Stated goal » Gather all lines in the entries below that include the word "einverstanden".

Records »
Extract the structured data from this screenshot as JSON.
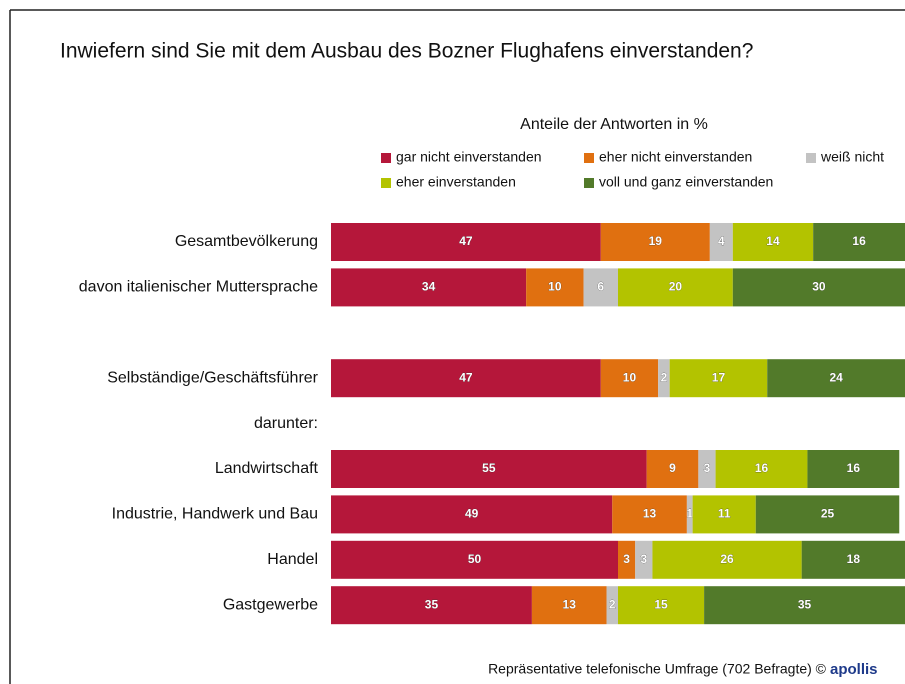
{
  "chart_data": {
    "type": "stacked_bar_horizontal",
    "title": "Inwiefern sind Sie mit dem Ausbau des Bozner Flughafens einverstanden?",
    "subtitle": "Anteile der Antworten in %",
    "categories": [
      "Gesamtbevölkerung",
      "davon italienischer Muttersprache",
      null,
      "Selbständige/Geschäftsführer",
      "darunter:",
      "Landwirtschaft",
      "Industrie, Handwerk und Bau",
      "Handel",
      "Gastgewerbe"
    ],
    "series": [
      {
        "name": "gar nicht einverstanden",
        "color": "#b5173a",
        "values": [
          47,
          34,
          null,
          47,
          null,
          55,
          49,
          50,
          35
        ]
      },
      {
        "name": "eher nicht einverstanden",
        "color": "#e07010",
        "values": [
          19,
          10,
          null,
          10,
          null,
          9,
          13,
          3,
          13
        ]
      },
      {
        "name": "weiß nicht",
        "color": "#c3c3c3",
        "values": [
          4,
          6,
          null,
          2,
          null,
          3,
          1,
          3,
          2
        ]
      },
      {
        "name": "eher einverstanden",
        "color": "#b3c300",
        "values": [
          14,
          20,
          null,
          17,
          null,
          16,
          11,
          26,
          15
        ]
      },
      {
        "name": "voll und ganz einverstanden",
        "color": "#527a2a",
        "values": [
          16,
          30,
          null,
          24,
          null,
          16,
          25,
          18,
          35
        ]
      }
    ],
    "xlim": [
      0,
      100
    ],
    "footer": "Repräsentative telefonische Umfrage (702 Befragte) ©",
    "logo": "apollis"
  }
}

Written answer »
    "title": "Inwiefern sind Sie mit dem Ausbau des Bozner Flughafens einverstanden?",
        "name": "gar nicht einverstanden",
        "name": "eher nicht einverstanden",
        "name": "eher einverstanden",
        "name": "voll und ganz einverstanden",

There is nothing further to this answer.